# AIM OF THE TASK
Every line of the data that contains the string "Equalisation" must be copied.

# RECORDS FOR THE EXERCISE
---

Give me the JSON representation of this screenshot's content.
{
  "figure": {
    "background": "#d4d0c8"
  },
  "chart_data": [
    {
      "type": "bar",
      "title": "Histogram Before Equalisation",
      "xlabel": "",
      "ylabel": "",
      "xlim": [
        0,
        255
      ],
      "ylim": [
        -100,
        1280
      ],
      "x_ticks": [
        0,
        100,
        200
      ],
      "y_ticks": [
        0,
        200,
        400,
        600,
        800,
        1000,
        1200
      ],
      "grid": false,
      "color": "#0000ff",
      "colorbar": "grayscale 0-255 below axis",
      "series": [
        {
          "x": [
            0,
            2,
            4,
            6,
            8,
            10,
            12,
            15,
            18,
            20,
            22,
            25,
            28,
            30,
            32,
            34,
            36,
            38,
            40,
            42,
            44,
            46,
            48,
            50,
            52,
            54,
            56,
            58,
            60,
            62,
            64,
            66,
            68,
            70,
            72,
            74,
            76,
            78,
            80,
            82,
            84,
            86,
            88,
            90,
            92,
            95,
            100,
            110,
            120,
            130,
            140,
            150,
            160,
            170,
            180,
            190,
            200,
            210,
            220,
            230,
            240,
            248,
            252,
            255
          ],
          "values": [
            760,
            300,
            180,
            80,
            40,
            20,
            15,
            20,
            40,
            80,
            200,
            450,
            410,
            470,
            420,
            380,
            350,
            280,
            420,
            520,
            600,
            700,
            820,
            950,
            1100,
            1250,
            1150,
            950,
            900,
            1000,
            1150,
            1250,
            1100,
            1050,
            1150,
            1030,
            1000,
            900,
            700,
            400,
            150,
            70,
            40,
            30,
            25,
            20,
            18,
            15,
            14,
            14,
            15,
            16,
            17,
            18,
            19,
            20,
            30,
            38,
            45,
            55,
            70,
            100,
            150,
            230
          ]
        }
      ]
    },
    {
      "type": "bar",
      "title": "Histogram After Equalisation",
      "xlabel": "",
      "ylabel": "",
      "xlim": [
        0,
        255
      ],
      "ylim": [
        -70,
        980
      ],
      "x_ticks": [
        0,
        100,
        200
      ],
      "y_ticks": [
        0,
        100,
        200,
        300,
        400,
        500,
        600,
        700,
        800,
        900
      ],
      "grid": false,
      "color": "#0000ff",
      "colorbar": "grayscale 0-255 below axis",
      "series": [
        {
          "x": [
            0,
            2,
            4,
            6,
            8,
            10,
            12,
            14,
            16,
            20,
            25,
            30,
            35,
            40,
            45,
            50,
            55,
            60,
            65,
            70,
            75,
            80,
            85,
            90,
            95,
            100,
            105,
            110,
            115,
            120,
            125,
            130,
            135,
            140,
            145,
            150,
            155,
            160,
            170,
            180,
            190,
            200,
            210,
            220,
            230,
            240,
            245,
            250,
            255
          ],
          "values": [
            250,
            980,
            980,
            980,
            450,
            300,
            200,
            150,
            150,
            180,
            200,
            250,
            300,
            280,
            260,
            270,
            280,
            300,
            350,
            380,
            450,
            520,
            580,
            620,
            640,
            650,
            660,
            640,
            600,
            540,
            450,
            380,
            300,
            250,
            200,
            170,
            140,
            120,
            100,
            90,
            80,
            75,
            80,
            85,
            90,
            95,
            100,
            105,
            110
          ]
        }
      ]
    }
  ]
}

---

# FULL SOLUTION
      "title": "Histogram Before Equalisation",
      "title": "Histogram After Equalisation",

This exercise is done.